* **What is asked**
Filter the data below, keeping every line that contains the string "lower". Matching is case-sensitive.

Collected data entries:
----

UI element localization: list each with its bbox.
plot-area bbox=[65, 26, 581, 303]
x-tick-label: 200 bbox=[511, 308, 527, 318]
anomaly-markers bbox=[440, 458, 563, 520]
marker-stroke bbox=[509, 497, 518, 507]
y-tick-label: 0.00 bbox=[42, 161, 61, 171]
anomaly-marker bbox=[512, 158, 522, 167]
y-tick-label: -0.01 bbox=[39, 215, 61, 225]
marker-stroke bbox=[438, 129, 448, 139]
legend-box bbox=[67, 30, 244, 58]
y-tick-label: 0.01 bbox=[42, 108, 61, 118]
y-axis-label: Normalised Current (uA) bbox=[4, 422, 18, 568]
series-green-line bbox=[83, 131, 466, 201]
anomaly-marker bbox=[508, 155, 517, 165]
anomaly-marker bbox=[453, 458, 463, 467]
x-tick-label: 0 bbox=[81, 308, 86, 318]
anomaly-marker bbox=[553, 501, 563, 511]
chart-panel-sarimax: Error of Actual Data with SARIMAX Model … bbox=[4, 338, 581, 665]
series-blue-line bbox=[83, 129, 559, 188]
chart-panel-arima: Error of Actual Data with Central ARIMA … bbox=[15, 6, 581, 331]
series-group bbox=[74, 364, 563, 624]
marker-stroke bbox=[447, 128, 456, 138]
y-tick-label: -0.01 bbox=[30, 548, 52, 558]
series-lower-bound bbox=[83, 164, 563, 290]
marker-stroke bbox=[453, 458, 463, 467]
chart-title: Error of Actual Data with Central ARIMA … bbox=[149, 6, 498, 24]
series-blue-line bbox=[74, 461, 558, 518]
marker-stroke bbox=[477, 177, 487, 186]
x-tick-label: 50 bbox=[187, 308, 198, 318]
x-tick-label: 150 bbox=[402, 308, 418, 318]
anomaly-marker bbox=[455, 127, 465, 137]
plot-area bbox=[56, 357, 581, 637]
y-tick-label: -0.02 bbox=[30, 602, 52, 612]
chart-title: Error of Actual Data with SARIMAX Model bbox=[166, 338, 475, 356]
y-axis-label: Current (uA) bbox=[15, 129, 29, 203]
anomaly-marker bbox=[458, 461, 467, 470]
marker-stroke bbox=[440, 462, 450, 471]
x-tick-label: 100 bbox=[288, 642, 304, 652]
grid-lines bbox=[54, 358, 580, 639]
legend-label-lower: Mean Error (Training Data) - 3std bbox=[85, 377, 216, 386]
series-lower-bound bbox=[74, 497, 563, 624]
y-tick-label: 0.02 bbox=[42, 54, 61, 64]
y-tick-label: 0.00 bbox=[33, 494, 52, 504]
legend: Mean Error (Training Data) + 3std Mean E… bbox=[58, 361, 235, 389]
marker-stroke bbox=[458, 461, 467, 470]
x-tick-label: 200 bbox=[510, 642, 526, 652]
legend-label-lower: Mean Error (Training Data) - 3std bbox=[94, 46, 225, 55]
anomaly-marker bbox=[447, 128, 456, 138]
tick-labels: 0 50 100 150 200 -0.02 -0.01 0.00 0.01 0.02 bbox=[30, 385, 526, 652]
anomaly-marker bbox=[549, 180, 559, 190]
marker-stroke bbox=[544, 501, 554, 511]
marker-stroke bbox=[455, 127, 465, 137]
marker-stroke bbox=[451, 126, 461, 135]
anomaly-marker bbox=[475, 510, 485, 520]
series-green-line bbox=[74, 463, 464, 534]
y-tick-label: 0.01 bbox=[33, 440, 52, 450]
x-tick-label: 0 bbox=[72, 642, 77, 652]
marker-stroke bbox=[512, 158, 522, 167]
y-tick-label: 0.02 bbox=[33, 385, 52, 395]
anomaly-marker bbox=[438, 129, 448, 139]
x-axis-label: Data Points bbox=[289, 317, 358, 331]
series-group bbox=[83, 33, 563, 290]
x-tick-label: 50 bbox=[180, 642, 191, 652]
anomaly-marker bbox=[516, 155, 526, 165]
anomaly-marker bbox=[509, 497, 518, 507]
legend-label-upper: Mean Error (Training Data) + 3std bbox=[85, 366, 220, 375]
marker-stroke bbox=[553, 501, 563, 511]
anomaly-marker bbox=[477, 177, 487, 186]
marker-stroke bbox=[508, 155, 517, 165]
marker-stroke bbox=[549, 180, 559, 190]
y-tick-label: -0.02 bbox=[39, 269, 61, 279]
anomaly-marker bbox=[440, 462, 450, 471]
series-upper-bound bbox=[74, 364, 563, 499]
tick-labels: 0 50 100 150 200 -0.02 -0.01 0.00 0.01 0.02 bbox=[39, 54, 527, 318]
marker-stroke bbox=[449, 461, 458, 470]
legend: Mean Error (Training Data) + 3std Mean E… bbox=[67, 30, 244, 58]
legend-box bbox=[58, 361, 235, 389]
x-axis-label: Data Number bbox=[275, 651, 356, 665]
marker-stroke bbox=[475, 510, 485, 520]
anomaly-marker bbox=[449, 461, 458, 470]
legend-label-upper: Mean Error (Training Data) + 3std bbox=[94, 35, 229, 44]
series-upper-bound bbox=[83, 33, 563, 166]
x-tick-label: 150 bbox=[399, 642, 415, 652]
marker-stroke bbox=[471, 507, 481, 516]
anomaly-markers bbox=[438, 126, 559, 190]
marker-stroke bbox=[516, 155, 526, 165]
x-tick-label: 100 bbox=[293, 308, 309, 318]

----

* **Response to this task**
series-lower-bound bbox=[83, 164, 563, 290]
legend-label-lower: Mean Error (Training Data) - 3std bbox=[85, 377, 216, 386]
series-lower-bound bbox=[74, 497, 563, 624]
legend-label-lower: Mean Error (Training Data) - 3std bbox=[94, 46, 225, 55]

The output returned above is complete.